### Required task
Below are some records; retype all of them exactly.

Data records:
++++++++++++++++++++
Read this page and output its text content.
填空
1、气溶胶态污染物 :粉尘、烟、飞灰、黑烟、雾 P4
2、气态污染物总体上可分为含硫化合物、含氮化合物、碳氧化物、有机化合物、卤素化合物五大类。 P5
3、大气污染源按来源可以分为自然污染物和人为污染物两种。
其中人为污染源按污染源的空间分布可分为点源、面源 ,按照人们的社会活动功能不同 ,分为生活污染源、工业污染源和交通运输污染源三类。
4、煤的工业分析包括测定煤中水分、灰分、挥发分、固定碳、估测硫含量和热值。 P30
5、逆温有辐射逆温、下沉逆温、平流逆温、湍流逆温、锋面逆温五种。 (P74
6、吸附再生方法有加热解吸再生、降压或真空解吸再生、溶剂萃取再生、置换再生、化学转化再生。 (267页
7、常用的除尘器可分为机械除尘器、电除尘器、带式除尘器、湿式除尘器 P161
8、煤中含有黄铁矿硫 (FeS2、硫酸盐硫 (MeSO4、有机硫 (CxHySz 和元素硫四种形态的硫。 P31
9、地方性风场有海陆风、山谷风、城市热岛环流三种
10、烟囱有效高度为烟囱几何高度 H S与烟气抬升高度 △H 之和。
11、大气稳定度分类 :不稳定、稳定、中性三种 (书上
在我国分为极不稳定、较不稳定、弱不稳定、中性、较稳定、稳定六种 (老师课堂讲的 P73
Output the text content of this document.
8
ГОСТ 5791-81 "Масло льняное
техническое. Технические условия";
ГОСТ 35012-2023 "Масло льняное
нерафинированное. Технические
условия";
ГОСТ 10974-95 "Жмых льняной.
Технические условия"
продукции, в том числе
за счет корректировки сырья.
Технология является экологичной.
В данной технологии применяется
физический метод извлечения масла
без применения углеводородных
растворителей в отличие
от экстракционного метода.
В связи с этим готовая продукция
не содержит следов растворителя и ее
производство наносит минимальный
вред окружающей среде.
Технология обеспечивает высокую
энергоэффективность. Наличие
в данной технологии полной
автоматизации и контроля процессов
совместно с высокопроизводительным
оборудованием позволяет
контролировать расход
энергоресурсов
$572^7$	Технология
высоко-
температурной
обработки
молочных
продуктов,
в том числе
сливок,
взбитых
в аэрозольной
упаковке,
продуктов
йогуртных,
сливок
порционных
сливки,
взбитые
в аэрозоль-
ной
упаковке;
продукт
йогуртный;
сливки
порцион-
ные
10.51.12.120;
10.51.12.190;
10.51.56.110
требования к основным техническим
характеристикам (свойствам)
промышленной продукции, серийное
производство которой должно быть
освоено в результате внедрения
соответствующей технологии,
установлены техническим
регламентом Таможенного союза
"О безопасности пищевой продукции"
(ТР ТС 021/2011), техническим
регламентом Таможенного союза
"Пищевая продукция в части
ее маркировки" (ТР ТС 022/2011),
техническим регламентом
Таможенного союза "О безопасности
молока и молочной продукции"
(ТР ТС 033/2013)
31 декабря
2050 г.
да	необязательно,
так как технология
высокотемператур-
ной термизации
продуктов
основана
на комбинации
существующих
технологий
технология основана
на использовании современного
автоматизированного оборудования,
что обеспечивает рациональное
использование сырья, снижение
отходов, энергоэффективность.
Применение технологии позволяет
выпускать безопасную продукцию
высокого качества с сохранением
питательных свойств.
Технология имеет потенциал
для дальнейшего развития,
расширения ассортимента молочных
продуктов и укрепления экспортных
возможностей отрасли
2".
++++++++++++++++++++
### Solved exercise
Read this page and output its text content.
填空
1、气溶胶态污染物 :粉尘、烟、飞灰、黑烟、雾 P4
2、气态污染物总体上可分为含硫化合物、含氮化合物、碳氧化物、有机化合物、卤素化合物五大类。 P5
3、大气污染源按来源可以分为自然污染物和人为污染物两种。
其中人为污染源按污染源的空间分布可分为点源、面源 ,按照人们的社会活动功能不同 ,分为生活污染源、工业污染源和交通运输污染源三类。
4、煤的工业分析包括测定煤中水分、灰分、挥发分、固定碳、估测硫含量和热值。 P30
5、逆温有辐射逆温、下沉逆温、平流逆温、湍流逆温、锋面逆温五种。 (P74
6、吸附再生方法有加热解吸再生、降压或真空解吸再生、溶剂萃取再生、置换再生、化学转化再生。 (267页
7、常用的除尘器可分为机械除尘器、电除尘器、带式除尘器、湿式除尘器 P161
8、煤中含有黄铁矿硫 (FeS2、硫酸盐硫 (MeSO4、有机硫 (CxHySz 和元素硫四种形态的硫。 P31
9、地方性风场有海陆风、山谷风、城市热岛环流三种
10、烟囱有效高度为烟囱几何高度 H S与烟气抬升高度 △H 之和。
11、大气稳定度分类 :不稳定、稳定、中性三种 (书上
在我国分为极不稳定、较不稳定、弱不稳定、中性、较稳定、稳定六种 (老师课堂讲的 P73
Output the text content of this document.
8
ГОСТ 5791-81 "Масло льняное
техническое. Технические условия";
ГОСТ 35012-2023 "Масло льняное
нерафинированное. Технические
условия";
ГОСТ 10974-95 "Жмых льняной.
Технические условия"
продукции, в том числе
за счет корректировки сырья.
Технология является экологичной.
В данной технологии применяется
физический метод извлечения масла
без применения углеводородных
растворителей в отличие
от экстракционного метода.
В связи с этим готовая продукция
не содержит следов растворителя и ее
производство наносит минимальный
вред окружающей среде.
Технология обеспечивает высокую
энергоэффективность. Наличие
в данной технологии полной
автоматизации и контроля процессов
совместно с высокопроизводительным
оборудованием позволяет
контролировать расход
энергоресурсов
$572^7$	Технология
высоко-
температурной
обработки
молочных
продуктов,
в том числе
сливок,
взбитых
в аэрозольной
упаковке,
продуктов
йогуртных,
сливок
порционных
сливки,
взбитые
в аэрозоль-
ной
упаковке;
продукт
йогуртный;
сливки
порцион-
ные
10.51.12.120;
10.51.12.190;
10.51.56.110
требования к основным техническим
характеристикам (свойствам)
промышленной продукции, серийное
производство которой должно быть
освоено в результате внедрения
соответствующей технологии,
установлены техническим
регламентом Таможенного союза
"О безопасности пищевой продукции"
(ТР ТС 021/2011), техническим
регламентом Таможенного союза
"Пищевая продукция в части
ее маркировки" (ТР ТС 022/2011),
техническим регламентом
Таможенного союза "О безопасности
молока и молочной продукции"
(ТР ТС 033/2013)
31 декабря
2050 г.
да	необязательно,
так как технология
высокотемператур-
ной термизации
продуктов
основана
на комбинации
существующих
технологий
технология основана
на использовании современного
автоматизированного оборудования,
что обеспечивает рациональное
использование сырья, снижение
отходов, энергоэффективность.
Применение технологии позволяет
выпускать безопасную продукцию
высокого качества с сохранением
питательных свойств.
Технология имеет потенциал
для дальнейшего развития,
расширения ассортимента молочных
продуктов и укрепления экспортных
возможностей отрасли
2".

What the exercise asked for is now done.